Task directions
Could you continue the Marvels series pitch, picking up right after Namor leaps back into the water?

Selection
--- BEGIN ---
Jack’s jaw set; it had been a awhile since he’d been so furious, and a good long time since that anger was turned towards his own country and government. “I’ll find them,” he said, squeezing her shoulder. “They haven’t invented a Nazi yet who can slow me down.”

She collapsed against him, wailing.

Pitchmas 2020, Part 5: Marvels

Because I’m a big fan of biting off more than I can chew, this would expand upon the concept of the Marvels story from Busiek and Ross. It would parallel the rise of Marvel Comics, but be set in the MCU, showing the reactions of regular human beings to the emergence of superhumans. It would also follow, as our POV characters, famous contributors to Marvel Comics, here recast as reporters and photographers; it’s also a great back-door way for Marvel to provide them and their heirs with a big dumptruck of money for their life/likeness rights. It would use processing similar to Loving Vincent, so the entire series would look and feel like a living painting. It’s spread across 10 episodes, each covering a significant, impactful moment from a decade of the MCU.

1. We open on Carl Burgos, a 23-year-old reporter for the newly formed Timely News. “That’s a good name for a paper,” is the response he’s used to getting (I think that may be a running gag throughout the series, not just to Carl, but for all of our cast). He’s sitting in a crowd, mostly other newspapermen, who are heckling Phineas Horton, as he tries to describe his marvelous mechanical man, and the strange side effect it has, of catching fire when exposed to the air. Horton tells people not to be alarmed as he opens the valve into the vacuum-sealed chamber, and the android catches fire. Burgos captures pictures of it, and hands them in to Mr. Goodman, the publisher, who demands the editor, one John Jonah Jameson, Sr.,  get them and Carl’s story onto the front page. We see a young Stanley Leiber selling that edition on the street later that day. Burgos narrates, “It was an age of monsters, of mutants, of madmen. It was an age of Marvels.” We cut to black, then fade in a processed to look like it’s been painted version of the Marvel Studios logo with the music fading in as well.

Burgos and Bill Everett, a reporter one year his junior, discuss Horton. His miraculous invention was to be buried, because it reminded people how small, how fragile- how human– they were. Being newspapermen, they run towards a commotion, to find the Human Torch escaping, leaping over their heads as people around them panic.

We follow Bill and his current sweetheart (he’ll meet his wife in the Army, so she won’t be recurring) walking along the waterfront. To the chagrin of his sweetie, he follows the sounds of shouting to find Namor, the Sub-Mariner, standing on the dock over a woman. The police seem to think he kidnapped her, but to Bill that doesn’t add up- why would a fish man kidnap a woman onto land? The cops shoot at him, but the bullets ricochet off; Bill sketches the man’s feats of strength as he throws their car, then leaps back into the water.
--- END ---
Dataset extract
--- BEGIN ---
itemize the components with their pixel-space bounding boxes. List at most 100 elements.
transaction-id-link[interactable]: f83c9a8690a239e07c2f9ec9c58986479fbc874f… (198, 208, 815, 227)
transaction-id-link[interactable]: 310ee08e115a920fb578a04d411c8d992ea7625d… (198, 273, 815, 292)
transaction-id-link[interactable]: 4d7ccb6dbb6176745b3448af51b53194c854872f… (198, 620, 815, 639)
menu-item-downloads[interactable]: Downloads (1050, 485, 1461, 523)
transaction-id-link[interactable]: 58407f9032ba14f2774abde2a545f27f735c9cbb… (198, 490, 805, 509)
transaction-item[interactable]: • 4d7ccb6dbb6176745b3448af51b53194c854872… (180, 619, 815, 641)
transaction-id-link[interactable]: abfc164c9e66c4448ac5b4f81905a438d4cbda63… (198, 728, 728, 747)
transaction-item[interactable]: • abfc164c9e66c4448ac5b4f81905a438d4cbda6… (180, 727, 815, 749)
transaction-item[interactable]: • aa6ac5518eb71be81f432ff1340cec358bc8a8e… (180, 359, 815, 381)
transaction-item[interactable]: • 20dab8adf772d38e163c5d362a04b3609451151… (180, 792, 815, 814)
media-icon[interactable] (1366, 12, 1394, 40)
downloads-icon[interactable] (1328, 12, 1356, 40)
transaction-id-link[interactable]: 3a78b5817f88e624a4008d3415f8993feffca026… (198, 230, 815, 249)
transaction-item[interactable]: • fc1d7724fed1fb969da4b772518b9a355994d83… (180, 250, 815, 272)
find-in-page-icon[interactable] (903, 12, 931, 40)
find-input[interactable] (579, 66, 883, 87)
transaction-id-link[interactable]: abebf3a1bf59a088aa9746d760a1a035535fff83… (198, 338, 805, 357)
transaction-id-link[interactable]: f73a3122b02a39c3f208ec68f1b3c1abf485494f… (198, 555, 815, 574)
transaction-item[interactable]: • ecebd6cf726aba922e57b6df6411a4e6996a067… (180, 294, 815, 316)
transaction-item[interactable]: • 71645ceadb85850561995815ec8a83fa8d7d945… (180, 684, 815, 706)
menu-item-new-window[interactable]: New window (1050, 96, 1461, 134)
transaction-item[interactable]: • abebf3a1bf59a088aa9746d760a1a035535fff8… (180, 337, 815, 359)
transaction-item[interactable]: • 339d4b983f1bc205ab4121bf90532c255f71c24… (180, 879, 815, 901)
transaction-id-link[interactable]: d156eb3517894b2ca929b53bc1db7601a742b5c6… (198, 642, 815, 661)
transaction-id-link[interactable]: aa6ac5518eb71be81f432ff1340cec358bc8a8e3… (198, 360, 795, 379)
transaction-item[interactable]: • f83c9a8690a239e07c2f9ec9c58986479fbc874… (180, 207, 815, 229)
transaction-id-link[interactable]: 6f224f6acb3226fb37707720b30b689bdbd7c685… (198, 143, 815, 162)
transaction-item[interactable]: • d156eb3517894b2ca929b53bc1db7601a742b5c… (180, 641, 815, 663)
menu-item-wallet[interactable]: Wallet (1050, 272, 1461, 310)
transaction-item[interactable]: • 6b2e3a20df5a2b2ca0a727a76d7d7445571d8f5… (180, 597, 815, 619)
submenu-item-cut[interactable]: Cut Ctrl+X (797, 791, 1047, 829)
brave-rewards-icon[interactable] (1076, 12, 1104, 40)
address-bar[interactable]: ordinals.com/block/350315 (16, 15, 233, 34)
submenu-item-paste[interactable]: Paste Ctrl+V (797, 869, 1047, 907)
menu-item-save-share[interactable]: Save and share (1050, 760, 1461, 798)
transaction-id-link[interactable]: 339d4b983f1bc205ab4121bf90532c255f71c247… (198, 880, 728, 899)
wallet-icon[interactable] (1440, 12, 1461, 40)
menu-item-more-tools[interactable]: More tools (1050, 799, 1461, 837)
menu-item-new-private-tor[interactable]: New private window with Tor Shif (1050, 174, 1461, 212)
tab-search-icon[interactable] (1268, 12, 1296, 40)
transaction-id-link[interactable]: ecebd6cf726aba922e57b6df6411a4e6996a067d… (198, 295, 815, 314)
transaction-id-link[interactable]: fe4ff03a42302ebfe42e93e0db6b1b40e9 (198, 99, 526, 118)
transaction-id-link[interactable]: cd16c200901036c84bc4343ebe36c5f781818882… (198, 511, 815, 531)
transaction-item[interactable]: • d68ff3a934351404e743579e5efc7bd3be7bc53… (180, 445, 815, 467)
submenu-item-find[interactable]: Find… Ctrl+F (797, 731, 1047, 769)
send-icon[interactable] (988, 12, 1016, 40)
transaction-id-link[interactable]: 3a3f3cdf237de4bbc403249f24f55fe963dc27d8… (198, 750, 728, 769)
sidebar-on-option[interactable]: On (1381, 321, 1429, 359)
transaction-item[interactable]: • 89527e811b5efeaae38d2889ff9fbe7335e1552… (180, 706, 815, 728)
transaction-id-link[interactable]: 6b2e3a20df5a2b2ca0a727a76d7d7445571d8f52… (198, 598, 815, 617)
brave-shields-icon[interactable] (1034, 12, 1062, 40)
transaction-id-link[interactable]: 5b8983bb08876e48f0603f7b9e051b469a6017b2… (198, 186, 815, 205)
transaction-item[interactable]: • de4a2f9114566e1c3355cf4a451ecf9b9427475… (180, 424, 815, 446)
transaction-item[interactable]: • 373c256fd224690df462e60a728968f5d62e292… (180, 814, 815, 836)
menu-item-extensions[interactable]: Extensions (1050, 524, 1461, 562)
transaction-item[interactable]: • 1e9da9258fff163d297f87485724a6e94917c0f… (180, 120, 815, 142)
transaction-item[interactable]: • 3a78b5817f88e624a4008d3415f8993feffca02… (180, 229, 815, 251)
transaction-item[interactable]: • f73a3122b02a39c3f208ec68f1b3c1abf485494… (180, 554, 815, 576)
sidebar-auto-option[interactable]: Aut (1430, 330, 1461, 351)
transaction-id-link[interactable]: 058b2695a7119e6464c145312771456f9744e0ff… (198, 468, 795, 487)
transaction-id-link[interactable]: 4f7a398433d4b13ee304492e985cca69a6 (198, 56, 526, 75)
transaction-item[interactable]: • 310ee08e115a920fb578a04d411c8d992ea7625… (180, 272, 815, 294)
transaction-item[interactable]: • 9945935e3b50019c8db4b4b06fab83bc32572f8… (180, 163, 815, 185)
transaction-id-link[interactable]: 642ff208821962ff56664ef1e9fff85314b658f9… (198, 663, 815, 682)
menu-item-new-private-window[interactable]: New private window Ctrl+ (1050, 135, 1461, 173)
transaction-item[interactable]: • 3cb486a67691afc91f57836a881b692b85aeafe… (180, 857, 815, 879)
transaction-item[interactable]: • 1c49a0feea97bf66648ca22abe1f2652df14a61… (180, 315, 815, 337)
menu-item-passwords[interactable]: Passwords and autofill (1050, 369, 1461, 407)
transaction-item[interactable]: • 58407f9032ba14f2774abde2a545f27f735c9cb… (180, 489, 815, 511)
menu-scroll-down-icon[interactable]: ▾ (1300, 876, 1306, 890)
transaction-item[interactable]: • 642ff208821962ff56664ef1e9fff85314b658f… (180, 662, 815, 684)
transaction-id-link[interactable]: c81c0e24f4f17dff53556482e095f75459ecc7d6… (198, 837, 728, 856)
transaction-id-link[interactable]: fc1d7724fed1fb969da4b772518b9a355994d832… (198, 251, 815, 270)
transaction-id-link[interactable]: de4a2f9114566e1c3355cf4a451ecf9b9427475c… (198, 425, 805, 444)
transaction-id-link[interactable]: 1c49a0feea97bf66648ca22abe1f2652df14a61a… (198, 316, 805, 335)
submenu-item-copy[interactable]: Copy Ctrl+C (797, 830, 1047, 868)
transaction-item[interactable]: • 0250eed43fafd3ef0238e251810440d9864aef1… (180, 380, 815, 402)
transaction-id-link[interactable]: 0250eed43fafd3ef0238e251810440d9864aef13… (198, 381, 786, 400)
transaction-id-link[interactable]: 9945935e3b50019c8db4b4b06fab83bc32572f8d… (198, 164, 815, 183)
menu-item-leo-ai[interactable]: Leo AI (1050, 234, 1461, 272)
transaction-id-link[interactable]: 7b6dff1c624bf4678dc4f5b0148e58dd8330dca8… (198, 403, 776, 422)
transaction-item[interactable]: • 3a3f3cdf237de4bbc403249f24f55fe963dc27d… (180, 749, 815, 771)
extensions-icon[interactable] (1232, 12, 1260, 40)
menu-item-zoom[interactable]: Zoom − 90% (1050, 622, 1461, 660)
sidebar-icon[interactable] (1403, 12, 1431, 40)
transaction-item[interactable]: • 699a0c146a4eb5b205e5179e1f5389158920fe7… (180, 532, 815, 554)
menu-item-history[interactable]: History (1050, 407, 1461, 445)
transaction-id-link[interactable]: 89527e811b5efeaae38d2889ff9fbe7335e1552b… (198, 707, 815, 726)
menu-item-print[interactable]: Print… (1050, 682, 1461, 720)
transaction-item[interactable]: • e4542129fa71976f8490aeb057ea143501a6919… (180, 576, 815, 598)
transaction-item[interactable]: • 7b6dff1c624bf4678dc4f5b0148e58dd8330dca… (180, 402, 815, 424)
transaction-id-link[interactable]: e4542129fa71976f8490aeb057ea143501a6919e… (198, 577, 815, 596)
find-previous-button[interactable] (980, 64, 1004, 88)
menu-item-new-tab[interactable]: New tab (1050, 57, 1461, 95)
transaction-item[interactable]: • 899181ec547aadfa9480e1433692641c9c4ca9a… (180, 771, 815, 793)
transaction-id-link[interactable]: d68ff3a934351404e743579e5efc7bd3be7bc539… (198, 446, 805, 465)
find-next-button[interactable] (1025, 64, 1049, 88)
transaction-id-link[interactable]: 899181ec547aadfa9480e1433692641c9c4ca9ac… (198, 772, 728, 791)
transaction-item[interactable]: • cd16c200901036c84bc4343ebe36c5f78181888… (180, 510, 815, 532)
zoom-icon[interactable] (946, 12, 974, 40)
--- END ---
Exercise output
Bill wants to write the story as he saw it, with a critical eye for detail. Jameson demands a menace angle- he argues they don’t know enough about Namor to know whether or not he’s safe, and there’s no percentage in giving him the benefit of the doubt. But a warning- that will sell papers. So they write the story fabulizing Namor’s travails. It isn’t long before the cops are treating him as the menace the papers declare him to be, and the chief of police desperately pleads with the Human Torch to help them bring Namor to heel. 

They have a clash over the skies. We see it mostly through Stanley’s eyes, as he watches from Timely’s offices. Everyone else is huddled around a radio, because something else is happening, something that is going to change the face of the world forever: the United States has been attacked, and is entering the second world war.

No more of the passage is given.